SOURCE EXCERPT:
↓
The Virginian-Pilot
                            THE VIRGINIAN-PILOT  
              Copyright (c) 1996, Landmark Communications, Inc.

DATE: Sunday, May 5, 1996                    TAG: 9605060187
SECTION: COMMENTARY               PAGE: J3   EDITION: FINAL 
SOURCE: BILL RUEHLMANN
                                             LENGTH: Long  :  101 lines

HALL OF FAME HONORS A SOUTH-STEEPED IMAGINATION

The North Carolina Literary Hall of Fame opens at 2 p.m. on May 18 in a statewide ceremony at Weymouth Center for the Arts and Humanities in Southern Pines, and of the many reasons why this is an authentic biblio-big deal, one transcends all for me:

Manly Wade Wellman will be inducted into it.

That, my friends, although belated, is a slam dunk for recognition of writing that roars.

Like the 14 other 1996 honorees, Wellman is deceased. He passed on 10 years ago at 82. Wellman will be remembered at the shrine of the Southern Literary Renaissance in a company that includes O. Henry, Randall Jarrell and Thomas Wolfe.

In 1981, I encountered him squeezed into an upward-bound elevator at the Chamberlin Hotel in Hampton among peers of whom he was considerably more fond, notably a Wookiee, a Klingon and a small boy with a bright green face. As winner of a Life Achievement Award for fantasy fiction, Wellman was guest of honor at Sci-Con 2, a wild gathering in the Chamberlin Roof Garden hosted by the Hampton Roads Science Fiction Association. White of hair and mustache, suited and tied, he looked like Walter Cronkite suddenly loosed on Universal Studios at lunch break.

But the tall septugenarian belonged in this colorful assemblage of trolls, star warriors and space cadets; he was, in fact, an Obi-wan Kenobi of the mind.

``I'm reminded of how it used to be said that there never were any dragons, that such things were impossible,'' Wellman said. ``That was all very good until those bones were dug up, of big brontosaurus, grotesque triceratops, the Tyrannosaurus Rex that must have been the most terrible of all things that ever lived. And if you say no flying dragons, what about Pterosaurus, dug up a year or so ago in Texas, with a wingspread of 50 feet?

``If one of those survived and flew in here, which of us would he carry off for dinner?''

He spread his large arms, and the eyes of the green-faced boy grew wide.
↑
SHORT PROBLEM A: Set down the passage of the Hall of Fame column between "DATE: Sunday, May" and "writing that roars.", inclusive.

GIVEN DATA:
↓
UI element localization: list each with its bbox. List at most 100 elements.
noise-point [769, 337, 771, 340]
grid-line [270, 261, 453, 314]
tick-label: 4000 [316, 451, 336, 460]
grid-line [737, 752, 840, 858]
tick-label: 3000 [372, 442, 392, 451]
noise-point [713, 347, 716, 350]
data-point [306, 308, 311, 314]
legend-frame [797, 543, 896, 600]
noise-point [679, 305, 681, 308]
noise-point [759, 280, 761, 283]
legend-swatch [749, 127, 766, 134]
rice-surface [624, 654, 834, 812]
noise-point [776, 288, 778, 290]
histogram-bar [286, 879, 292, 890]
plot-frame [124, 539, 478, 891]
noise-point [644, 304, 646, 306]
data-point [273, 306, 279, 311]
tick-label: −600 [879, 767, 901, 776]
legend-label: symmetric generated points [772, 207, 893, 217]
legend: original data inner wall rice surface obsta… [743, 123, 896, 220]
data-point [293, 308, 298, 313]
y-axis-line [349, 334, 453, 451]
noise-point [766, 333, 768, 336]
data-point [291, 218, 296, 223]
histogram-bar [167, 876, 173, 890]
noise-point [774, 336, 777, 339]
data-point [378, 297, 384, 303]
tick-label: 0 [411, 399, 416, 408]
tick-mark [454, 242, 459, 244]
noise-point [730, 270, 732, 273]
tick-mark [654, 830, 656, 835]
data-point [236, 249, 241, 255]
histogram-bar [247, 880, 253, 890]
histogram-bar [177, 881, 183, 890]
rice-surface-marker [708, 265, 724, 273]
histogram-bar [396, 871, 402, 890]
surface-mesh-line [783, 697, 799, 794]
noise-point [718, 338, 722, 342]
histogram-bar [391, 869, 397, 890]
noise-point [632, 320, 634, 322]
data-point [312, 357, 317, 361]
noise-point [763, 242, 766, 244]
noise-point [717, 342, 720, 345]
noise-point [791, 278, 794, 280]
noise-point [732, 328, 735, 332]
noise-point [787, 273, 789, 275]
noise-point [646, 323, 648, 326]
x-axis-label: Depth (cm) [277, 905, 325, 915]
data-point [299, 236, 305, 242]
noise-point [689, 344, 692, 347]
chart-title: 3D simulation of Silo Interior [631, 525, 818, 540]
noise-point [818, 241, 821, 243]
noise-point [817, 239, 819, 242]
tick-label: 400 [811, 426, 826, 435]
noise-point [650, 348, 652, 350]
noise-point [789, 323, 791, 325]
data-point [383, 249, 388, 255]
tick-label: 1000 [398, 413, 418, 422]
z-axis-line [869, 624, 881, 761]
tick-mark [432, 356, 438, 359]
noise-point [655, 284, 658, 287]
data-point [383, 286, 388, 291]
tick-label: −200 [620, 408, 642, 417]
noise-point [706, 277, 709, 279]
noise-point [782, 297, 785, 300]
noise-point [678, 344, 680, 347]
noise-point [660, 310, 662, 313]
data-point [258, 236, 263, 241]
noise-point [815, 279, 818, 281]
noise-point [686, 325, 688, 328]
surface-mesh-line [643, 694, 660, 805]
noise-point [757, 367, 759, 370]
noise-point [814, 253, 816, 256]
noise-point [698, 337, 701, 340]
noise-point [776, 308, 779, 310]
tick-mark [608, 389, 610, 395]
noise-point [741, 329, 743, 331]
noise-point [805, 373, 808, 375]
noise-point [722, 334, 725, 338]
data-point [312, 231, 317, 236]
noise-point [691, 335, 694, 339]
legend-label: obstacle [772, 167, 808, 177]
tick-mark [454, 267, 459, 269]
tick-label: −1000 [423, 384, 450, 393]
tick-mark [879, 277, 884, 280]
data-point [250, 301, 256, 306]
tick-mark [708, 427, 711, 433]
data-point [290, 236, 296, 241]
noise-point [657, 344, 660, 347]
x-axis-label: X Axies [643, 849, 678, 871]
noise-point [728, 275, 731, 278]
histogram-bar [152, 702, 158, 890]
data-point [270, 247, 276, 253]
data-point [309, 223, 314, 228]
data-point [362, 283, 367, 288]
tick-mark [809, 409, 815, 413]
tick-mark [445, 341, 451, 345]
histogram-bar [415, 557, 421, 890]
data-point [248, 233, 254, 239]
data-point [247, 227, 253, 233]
↑
SHORT PROBLEM B: From the listing, extract every line from its first line through the line holding "tick-label: 3000 [372, 442, 392, 451]", inclusive, and reproduce them verbatim.

WRITTEN SOLUTION A:
DATE: Sunday, May 5, 1996                    TAG: 9605060187
SECTION: COMMENTARY               PAGE: J3   EDITION: FINAL 
SOURCE: BILL RUEHLMANN
                                             LENGTH: Long  :  101 lines

HALL OF FAME HONORS A SOUTH-STEEPED IMAGINATION

The North Carolina Literary Hall of Fame opens at 2 p.m. on May 18 in a statewide ceremony at Weymouth Center for the Arts and Humanities in Southern Pines, and of the many reasons why this is an authentic biblio-big deal, one transcends all for me:

Manly Wade Wellman will be inducted into it.

That, my friends, although belated, is a slam dunk for recognition of writing that roars.

WRITTEN SOLUTION B:
UI element localization: list each with its bbox. List at most 100 elements.
noise-point [769, 337, 771, 340]
grid-line [270, 261, 453, 314]
tick-label: 4000 [316, 451, 336, 460]
grid-line [737, 752, 840, 858]
tick-label: 3000 [372, 442, 392, 451]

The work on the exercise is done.